▸ **Exercise aim**
In the audio processing text below, reproduce the section from "Referring to FIG." up to and including "eyes of the user.".

▸ **Document text**

The audio signal processor 65 is switchable between a plurality of audio processing modes which respectively correspond to the sound-receiving plans. The audio signal processor 65 is configured to operate in one of the audio processing modes corresponding to the target one of the sound-receiving plans adopted by the microphone controller 63 to perform audio signal processing on the collected audio signal(s) generated by the preset number of the microphones 51 so as to generate a processed audio signal. The audio signal processing may be an analog-to-digital conversion, a noise reduction process, or a speech extraction process, but is not limited to the disclosure herein and may vary in other embodiments. In this embodiment, the audio signal processing is performed on the collected audio signal(s) to filter out noise in the collected audio signal(s) and to extract and amplify speech contents in the collected audio signal(s) so as to enhance the signal-to-noise ratio of the processed audio signal.

In this embodiment, the audio processing device 6 is integrated with the carrier 3 (i.e., the pair of glasses), and establishes communication with the display device 8, which may be held by the user, based on wireless communication techniques. However, in other embodiments, the audio processing device 6 may be integrated with the display device 8, instead of the carrier 3, to reduce the number of electronic components mounted on the carrier 3 and in turn, the load on the head of the user.

The audio output devices 7 are configured to output sound for the user based on the processed audio signal. The audio output devices 7 may be implemented by, but are not limited to, headphones or loudspeakers.

Referring to FIG. 3, in this embodiment, the display device 8 is mounted on the carrier 3, and is configured to project the options of the subset of the scene classification models on the lenses 32 of the carrier 3 based on techniques of micro-projection for viewing and selection by the user, where the selection among the options of the subset of the scene classification models may be realized by means of visual control or other manual input components. In one embodiment, the display device 8 is a see-through display (e.g., transparent light-emitting diode (LED) display or transparent liquid-crystal display (LCD) display) mounted on the carrier 3, and is to be positioned in front of the eyes of the user.

In other embodiments, the display device 8 may be implemented by a portable device such as a smartphone or a tablet, or by a wearable device such as a smart wristband, a smart watch or a smart necklace. However, implementation of the display device 8 is not limited to the disclosure herein and may vary in other embodiments.

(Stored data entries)
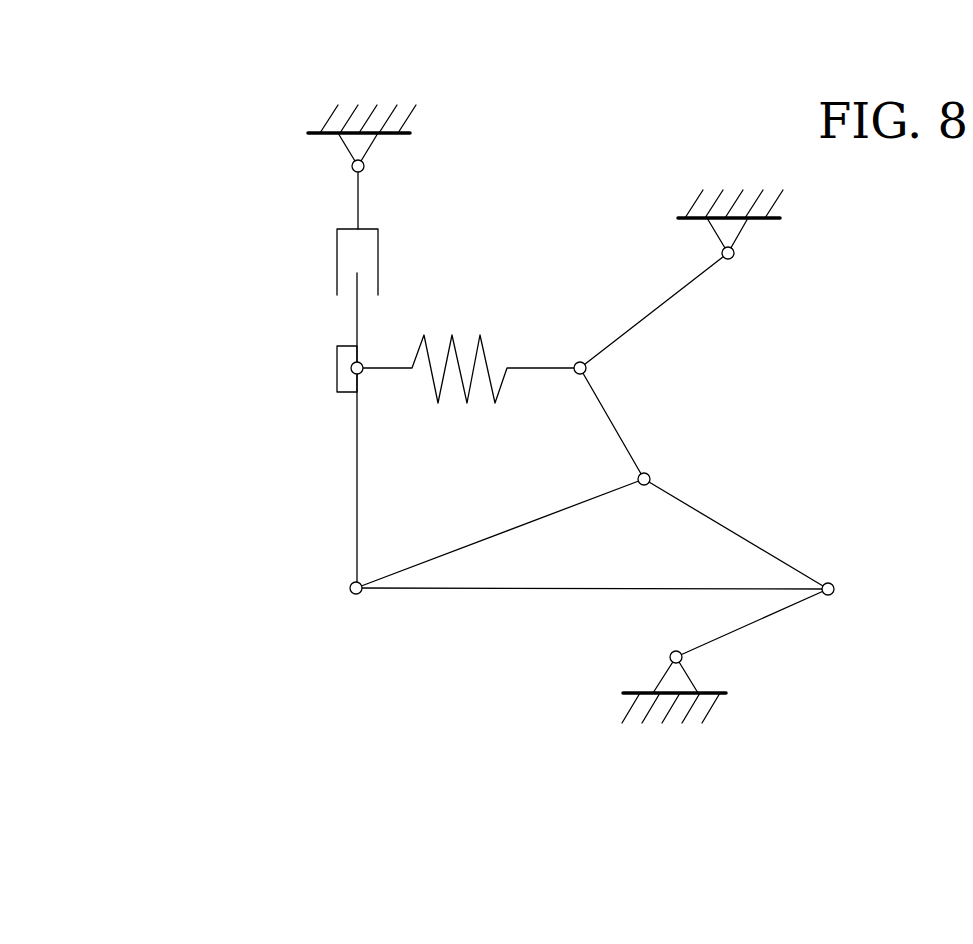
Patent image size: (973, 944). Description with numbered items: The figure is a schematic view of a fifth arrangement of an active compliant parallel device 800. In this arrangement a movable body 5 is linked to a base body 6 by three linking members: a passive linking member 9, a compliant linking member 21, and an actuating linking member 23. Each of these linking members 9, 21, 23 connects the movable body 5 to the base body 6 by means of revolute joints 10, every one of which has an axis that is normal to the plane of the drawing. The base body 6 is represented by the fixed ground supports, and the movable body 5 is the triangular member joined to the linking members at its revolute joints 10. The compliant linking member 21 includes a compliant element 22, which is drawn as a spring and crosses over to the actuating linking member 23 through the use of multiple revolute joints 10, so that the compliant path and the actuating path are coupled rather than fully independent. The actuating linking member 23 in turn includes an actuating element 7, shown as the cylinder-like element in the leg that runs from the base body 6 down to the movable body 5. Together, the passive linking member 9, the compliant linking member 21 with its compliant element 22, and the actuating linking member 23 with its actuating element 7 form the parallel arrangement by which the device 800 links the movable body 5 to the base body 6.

The movable body 5 is at (792, 545).
The base body 6 is at (687, 188).
The actuating element 7 is at (323, 264).
The passive linking member 9 is at (858, 632).
The revolute joints 10 is at (373, 165).
The compliant linking member 21 is at (748, 256).
The compliant element 22 is at (461, 327).
The actuating linking member 23 is at (302, 165).
The active compliant parallel device 800 is at (203, 734).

▸ **Completed exercise**
Referring to FIG. 3, in this embodiment, the display device 8 is mounted on the carrier 3, and is configured to project the options of the subset of the scene classification models on the lenses 32 of the carrier 3 based on techniques of micro-projection for viewing and selection by the user, where the selection among the options of the subset of the scene classification models may be realized by means of visual control or other manual input components. In one embodiment, the display device 8 is a see-through display (e.g., transparent light-emitting diode (LED) display or transparent liquid-crystal display (LCD) display) mounted on the carrier 3, and is to be positioned in front of the eyes of the user.